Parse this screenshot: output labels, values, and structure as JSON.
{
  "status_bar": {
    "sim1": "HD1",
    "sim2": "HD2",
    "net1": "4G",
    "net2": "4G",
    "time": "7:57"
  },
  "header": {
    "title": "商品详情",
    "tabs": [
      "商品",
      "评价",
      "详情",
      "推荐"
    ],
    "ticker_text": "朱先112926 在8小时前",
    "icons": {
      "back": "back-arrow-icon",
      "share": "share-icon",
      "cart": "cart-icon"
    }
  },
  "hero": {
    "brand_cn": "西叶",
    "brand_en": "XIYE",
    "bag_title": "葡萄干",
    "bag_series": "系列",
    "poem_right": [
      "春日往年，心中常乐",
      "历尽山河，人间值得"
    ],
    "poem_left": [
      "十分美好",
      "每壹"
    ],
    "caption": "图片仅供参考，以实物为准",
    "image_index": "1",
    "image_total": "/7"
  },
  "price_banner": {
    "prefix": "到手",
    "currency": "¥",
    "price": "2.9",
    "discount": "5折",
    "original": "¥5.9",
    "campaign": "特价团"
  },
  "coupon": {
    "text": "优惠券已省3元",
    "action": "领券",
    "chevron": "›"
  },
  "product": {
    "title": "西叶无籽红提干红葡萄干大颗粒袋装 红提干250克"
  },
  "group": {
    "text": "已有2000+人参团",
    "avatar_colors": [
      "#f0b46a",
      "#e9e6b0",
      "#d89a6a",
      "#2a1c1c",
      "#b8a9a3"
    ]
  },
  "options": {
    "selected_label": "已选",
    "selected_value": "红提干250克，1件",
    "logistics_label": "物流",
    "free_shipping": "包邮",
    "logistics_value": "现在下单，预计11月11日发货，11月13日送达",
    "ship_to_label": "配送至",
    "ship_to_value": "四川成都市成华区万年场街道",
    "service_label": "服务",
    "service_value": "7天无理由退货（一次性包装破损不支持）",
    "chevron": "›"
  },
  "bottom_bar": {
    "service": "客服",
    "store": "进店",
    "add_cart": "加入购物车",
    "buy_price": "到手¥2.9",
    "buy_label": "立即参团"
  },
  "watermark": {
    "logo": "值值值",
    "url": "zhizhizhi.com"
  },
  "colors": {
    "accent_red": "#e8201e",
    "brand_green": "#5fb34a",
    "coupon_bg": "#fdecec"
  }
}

#### [What this task involves]
Extract the complete data, matching each line exactly.

#### [Expected answer]
Parse this screenshot: output labels, values, and structure as JSON.
{
  "status_bar": {
    "sim1": "HD1",
    "sim2": "HD2",
    "net1": "4G",
    "net2": "4G",
    "time": "7:57"
  },
  "header": {
    "title": "商品详情",
    "tabs": [
      "商品",
      "评价",
      "详情",
      "推荐"
    ],
    "ticker_text": "朱先112926 在8小时前",
    "icons": {
      "back": "back-arrow-icon",
      "share": "share-icon",
      "cart": "cart-icon"
    }
  },
  "hero": {
    "brand_cn": "西叶",
    "brand_en": "XIYE",
    "bag_title": "葡萄干",
    "bag_series": "系列",
    "poem_right": [
      "春日往年，心中常乐",
      "历尽山河，人间值得"
    ],
    "poem_left": [
      "十分美好",
      "每壹"
    ],
    "caption": "图片仅供参考，以实物为准",
    "image_index": "1",
    "image_total": "/7"
  },
  "price_banner": {
    "prefix": "到手",
    "currency": "¥",
    "price": "2.9",
    "discount": "5折",
    "original": "¥5.9",
    "campaign": "特价团"
  },
  "coupon": {
    "text": "优惠券已省3元",
    "action": "领券",
    "chevron": "›"
  },
  "product": {
    "title": "西叶无籽红提干红葡萄干大颗粒袋装 红提干250克"
  },
  "group": {
    "text": "已有2000+人参团",
    "avatar_colors": [
      "#f0b46a",
      "#e9e6b0",
      "#d89a6a",
      "#2a1c1c",
      "#b8a9a3"
    ]
  },
  "options": {
    "selected_label": "已选",
    "selected_value": "红提干250克，1件",
    "logistics_label": "物流",
    "free_shipping": "包邮",
    "logistics_value": "现在下单，预计11月11日发货，11月13日送达",
    "ship_to_label": "配送至",
    "ship_to_value": "四川成都市成华区万年场街道",
    "service_label": "服务",
    "service_value": "7天无理由退货（一次性包装破损不支持）",
    "chevron": "›"
  },
  "bottom_bar": {
    "service": "客服",
    "store": "进店",
    "add_cart": "加入购物车",
    "buy_price": "到手¥2.9",
    "buy_label": "立即参团"
  },
  "watermark": {
    "logo": "值值值",
    "url": "zhizhizhi.com"
  },
  "colors": {
    "accent_red": "#e8201e",
    "brand_green": "#5fb34a",
    "coupon_bg": "#fdecec"
  }
}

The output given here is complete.